- _DESCRIPTION OF THE TASK_:
Search the material for "page" and show all lines that contain it.

====== MATERIAL ======

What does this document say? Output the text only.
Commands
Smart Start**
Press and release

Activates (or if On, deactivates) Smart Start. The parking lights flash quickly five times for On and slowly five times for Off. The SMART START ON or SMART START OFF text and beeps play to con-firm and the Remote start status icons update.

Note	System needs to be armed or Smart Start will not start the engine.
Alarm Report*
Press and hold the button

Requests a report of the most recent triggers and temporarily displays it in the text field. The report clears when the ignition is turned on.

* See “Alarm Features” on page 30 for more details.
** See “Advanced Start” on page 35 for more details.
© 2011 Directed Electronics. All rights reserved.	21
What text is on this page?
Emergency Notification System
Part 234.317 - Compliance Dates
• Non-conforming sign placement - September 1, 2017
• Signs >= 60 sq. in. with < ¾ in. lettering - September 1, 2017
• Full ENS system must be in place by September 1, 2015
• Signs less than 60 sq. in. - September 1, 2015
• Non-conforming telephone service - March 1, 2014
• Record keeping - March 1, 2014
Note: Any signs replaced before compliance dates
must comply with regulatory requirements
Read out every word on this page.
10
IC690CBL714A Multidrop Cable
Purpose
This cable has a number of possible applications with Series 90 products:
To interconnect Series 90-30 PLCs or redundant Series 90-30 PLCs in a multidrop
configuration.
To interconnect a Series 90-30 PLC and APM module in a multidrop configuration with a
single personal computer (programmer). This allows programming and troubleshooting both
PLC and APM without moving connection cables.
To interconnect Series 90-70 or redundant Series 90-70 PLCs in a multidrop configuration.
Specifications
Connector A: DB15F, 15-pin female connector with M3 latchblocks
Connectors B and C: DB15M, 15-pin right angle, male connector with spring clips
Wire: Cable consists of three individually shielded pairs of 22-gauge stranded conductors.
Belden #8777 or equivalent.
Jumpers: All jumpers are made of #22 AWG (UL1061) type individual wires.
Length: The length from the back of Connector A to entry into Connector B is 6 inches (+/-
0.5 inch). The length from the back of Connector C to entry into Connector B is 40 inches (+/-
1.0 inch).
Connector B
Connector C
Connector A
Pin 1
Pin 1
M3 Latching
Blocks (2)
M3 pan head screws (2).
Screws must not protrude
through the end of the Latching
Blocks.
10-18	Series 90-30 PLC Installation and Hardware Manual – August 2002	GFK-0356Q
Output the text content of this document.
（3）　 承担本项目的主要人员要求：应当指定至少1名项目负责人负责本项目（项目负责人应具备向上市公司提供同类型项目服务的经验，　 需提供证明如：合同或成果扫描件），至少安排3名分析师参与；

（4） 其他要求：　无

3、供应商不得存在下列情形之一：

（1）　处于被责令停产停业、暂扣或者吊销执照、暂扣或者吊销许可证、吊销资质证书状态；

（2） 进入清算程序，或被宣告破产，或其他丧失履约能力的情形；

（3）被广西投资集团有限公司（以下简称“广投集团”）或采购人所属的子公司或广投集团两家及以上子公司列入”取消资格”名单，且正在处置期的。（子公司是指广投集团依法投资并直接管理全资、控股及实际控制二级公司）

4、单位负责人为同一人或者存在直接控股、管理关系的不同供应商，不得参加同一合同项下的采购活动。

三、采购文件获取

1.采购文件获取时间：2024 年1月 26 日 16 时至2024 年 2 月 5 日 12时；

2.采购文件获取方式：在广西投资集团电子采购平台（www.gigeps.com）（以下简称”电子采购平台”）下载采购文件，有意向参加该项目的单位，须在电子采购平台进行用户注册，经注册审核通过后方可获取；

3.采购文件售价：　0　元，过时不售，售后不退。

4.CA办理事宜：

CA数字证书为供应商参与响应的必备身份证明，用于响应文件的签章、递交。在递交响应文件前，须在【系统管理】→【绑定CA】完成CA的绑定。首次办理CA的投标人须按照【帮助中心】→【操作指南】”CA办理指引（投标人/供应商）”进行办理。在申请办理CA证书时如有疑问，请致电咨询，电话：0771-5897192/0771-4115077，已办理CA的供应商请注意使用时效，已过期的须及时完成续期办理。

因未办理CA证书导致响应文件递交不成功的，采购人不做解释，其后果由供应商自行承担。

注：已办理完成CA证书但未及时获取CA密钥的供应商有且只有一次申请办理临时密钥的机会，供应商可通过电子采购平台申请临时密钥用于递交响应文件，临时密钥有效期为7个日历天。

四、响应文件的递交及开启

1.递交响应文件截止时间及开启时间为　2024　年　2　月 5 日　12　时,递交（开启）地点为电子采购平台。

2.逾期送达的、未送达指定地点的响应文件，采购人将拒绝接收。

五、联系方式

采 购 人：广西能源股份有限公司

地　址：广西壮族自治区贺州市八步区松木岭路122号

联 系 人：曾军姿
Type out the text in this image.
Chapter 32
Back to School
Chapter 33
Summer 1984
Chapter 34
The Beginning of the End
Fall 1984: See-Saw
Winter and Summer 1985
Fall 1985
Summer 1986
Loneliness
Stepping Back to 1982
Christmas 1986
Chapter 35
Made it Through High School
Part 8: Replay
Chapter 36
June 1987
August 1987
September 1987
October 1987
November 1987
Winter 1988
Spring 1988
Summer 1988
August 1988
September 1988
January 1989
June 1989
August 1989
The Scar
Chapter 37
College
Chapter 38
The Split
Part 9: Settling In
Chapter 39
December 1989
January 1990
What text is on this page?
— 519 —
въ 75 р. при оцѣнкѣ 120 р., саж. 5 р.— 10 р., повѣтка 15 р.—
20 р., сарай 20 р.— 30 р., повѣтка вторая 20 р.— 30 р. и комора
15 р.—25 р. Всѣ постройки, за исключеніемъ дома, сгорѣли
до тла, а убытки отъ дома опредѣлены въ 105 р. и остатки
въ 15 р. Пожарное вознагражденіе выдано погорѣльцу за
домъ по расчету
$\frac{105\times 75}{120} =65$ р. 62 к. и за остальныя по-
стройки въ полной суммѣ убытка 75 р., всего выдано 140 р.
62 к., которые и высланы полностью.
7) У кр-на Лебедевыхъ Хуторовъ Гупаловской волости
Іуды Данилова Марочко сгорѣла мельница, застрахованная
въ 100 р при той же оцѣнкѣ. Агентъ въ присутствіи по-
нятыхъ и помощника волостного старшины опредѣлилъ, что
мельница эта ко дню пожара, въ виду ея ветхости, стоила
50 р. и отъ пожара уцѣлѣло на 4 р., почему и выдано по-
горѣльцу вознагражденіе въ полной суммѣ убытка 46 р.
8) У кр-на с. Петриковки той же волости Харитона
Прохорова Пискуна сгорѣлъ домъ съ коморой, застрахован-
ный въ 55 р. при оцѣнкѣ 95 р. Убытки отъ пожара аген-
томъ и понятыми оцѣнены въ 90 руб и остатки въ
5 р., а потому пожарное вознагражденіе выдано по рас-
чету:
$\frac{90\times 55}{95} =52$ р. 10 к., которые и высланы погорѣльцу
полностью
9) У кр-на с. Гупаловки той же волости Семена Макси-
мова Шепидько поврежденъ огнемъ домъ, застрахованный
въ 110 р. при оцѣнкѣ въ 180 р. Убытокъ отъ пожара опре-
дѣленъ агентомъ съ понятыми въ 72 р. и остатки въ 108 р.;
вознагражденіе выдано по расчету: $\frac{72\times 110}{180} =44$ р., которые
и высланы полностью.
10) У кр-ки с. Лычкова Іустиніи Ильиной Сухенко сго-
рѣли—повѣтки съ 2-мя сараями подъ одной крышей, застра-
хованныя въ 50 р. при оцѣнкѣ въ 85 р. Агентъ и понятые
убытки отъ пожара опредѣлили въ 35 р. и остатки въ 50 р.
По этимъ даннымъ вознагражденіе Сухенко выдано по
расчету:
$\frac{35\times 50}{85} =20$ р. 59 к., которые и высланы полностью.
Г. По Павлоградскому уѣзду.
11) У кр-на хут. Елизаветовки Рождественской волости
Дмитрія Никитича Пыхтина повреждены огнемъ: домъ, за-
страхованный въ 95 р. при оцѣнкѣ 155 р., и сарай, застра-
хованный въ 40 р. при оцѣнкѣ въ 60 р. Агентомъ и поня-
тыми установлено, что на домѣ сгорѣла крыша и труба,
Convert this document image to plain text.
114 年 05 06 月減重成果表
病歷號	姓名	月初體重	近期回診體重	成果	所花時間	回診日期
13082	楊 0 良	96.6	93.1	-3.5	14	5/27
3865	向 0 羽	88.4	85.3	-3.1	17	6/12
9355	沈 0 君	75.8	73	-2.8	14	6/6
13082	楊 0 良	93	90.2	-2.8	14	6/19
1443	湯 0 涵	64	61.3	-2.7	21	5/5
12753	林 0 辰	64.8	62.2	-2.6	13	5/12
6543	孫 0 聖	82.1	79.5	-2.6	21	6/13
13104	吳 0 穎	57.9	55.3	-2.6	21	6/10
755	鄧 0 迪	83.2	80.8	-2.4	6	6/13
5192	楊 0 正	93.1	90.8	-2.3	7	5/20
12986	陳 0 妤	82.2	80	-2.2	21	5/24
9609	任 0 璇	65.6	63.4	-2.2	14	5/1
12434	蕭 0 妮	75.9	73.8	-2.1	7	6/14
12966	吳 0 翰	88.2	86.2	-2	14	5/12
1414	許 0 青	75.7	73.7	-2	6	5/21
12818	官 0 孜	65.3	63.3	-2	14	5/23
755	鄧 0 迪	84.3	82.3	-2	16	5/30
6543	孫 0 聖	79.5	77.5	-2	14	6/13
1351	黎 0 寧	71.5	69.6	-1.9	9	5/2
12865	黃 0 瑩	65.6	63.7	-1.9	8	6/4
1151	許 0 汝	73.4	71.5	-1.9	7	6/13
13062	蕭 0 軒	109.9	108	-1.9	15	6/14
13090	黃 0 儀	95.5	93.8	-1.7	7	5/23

======

- _WRITTEN ANSWER_:
* See “Alarm Features” on page 30 for more details.
** See “Advanced Start” on page 35 for more details.
What text is on this page?
Read out every word on this page.
What text is on this page?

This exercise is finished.